#### Data supplied ####
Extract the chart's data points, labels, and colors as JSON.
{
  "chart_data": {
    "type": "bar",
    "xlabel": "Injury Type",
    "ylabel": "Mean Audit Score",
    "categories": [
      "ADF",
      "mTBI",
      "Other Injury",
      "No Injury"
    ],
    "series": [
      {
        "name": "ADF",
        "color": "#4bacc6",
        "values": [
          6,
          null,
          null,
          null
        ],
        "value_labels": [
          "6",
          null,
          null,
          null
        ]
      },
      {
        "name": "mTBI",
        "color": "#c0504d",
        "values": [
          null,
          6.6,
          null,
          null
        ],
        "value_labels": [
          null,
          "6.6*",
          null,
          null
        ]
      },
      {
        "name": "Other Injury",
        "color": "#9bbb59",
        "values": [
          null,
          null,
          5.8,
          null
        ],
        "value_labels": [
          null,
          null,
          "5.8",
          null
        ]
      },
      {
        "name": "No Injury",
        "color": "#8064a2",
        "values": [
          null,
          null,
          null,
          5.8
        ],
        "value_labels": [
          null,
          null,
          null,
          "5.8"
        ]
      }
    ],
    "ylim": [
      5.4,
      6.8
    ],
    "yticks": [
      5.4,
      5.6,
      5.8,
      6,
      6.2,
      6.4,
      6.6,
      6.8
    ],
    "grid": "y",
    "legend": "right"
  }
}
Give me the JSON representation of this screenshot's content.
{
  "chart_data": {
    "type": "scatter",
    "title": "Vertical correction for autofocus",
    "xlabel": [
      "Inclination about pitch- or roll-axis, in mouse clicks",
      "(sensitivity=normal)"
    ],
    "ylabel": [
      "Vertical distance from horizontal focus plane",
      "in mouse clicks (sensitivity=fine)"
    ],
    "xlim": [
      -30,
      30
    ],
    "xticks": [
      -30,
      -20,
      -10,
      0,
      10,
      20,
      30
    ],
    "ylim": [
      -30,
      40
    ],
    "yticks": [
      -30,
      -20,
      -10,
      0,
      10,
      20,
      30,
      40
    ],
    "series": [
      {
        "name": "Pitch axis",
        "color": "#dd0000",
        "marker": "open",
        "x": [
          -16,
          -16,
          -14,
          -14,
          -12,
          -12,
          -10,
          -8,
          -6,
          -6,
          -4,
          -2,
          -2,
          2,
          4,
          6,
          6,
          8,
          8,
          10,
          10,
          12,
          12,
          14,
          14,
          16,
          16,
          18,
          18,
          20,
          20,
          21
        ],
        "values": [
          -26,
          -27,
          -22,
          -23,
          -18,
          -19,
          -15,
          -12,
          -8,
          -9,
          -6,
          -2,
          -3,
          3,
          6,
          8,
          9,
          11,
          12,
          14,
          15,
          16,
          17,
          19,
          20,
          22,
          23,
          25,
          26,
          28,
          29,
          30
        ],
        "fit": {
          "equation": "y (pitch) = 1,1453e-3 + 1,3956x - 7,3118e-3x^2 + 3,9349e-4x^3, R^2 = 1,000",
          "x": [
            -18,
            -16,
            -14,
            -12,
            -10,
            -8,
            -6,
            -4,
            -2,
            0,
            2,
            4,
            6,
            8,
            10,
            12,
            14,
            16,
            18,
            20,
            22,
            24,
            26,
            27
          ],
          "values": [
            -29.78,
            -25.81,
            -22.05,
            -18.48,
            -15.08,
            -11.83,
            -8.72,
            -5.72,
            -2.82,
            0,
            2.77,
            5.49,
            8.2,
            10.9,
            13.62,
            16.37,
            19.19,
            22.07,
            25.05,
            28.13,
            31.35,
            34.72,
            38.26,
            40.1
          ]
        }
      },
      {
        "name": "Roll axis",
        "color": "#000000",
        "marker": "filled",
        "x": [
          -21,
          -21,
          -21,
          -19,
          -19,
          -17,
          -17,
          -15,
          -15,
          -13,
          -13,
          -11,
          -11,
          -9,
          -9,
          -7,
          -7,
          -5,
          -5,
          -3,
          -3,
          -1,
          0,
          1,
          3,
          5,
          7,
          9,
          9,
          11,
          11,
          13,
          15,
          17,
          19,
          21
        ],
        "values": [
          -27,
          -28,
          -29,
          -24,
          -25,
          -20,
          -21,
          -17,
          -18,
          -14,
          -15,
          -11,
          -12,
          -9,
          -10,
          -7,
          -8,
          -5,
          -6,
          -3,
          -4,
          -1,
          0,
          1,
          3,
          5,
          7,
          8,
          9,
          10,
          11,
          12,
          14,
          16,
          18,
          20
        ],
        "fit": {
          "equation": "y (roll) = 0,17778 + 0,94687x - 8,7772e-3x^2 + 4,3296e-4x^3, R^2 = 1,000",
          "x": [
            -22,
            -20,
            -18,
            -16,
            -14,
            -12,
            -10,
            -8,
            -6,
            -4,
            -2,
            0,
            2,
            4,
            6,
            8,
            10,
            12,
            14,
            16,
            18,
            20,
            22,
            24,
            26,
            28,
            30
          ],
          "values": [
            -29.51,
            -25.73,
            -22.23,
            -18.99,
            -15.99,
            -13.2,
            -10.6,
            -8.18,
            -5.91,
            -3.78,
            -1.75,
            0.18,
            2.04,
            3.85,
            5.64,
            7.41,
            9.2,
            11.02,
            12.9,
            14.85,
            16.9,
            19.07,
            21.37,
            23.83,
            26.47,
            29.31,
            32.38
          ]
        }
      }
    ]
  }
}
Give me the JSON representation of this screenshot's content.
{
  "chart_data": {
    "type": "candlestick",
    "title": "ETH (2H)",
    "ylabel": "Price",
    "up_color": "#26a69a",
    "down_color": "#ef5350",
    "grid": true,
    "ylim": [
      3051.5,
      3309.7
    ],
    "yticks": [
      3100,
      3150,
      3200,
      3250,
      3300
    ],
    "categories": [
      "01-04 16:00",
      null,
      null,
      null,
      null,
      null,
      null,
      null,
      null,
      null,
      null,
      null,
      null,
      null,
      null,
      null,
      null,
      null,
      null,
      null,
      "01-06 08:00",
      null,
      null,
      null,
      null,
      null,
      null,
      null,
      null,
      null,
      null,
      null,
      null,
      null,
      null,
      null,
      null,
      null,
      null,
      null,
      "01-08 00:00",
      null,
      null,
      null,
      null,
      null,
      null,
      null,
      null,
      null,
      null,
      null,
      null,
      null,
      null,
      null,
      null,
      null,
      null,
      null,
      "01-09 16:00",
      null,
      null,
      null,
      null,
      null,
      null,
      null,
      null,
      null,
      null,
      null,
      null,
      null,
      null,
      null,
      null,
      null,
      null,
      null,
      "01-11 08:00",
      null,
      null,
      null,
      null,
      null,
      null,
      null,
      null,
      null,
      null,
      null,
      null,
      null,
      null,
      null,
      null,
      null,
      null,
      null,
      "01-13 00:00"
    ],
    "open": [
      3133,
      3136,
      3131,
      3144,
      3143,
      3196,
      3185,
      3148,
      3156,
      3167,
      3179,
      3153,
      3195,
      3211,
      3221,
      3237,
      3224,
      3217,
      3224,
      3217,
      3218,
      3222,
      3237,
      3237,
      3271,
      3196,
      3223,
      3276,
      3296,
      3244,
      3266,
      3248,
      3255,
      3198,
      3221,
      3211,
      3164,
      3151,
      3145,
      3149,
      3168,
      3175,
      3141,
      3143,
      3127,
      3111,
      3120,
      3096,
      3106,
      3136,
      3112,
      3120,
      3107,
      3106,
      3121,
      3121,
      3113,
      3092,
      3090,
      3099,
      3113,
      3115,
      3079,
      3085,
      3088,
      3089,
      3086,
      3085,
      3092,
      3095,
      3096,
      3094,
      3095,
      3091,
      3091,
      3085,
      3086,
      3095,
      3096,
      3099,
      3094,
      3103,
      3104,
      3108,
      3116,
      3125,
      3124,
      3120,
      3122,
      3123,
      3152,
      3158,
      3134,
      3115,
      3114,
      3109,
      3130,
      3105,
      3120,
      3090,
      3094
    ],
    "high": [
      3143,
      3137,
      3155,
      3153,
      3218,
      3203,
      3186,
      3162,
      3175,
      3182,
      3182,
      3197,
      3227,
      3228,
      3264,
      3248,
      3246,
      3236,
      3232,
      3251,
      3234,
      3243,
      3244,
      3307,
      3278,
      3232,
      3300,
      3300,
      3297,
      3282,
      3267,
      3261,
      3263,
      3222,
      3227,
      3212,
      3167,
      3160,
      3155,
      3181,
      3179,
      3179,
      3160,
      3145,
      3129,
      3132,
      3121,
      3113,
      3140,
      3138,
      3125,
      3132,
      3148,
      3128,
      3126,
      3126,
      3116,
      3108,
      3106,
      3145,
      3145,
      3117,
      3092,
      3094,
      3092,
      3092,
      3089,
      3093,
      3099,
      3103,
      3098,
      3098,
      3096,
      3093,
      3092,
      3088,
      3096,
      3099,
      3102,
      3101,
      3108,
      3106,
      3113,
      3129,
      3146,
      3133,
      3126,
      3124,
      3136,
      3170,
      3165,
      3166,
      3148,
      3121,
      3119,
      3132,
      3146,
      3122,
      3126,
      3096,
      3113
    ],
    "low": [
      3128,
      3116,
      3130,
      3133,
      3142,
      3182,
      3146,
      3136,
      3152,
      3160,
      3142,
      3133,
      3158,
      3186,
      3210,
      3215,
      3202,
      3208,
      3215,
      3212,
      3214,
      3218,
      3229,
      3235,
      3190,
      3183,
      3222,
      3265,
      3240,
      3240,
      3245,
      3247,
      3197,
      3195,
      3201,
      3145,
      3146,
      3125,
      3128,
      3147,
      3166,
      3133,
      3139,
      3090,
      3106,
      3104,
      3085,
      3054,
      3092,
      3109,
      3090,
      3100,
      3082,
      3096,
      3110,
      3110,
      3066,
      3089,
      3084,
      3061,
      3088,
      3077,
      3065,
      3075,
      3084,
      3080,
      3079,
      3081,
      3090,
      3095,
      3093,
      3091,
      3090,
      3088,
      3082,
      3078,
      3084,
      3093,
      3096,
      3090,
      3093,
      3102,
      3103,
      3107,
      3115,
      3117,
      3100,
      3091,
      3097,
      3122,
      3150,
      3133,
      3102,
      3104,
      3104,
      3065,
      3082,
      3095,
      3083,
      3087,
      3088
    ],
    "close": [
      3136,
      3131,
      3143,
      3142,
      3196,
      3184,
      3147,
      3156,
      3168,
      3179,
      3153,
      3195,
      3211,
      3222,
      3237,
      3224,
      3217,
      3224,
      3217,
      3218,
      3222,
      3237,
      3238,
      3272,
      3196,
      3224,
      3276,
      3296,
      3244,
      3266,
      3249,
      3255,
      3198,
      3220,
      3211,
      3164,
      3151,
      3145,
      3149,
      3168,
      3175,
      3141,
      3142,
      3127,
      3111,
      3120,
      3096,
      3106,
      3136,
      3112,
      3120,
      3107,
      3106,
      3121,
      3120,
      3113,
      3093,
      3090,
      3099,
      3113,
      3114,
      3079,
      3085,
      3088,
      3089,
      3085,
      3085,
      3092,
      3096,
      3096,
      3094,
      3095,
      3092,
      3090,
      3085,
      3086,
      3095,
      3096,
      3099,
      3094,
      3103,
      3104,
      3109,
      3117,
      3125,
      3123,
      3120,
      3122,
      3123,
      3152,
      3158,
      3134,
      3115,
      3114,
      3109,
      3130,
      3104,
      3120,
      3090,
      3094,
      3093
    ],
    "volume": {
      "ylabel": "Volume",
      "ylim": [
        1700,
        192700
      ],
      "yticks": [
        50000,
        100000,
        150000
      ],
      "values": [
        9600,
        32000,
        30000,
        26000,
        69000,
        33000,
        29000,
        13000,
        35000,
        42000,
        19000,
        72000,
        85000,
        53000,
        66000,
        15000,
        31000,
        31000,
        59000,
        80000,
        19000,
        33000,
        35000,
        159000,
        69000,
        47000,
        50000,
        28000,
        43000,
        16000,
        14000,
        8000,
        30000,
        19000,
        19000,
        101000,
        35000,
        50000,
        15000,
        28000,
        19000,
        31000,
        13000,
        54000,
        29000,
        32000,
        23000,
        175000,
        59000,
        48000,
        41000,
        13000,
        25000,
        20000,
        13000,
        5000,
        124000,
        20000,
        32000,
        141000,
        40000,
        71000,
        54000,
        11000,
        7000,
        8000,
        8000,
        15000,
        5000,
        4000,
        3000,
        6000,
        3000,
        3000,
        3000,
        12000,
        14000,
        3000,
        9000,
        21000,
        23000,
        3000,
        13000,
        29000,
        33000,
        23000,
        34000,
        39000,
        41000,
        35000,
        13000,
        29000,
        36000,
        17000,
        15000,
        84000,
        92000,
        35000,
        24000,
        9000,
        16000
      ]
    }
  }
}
####
Stated exercise: Among the entries above, how many lines hold the string "equation"? Give the number by itself.

Answer to this exercise: 2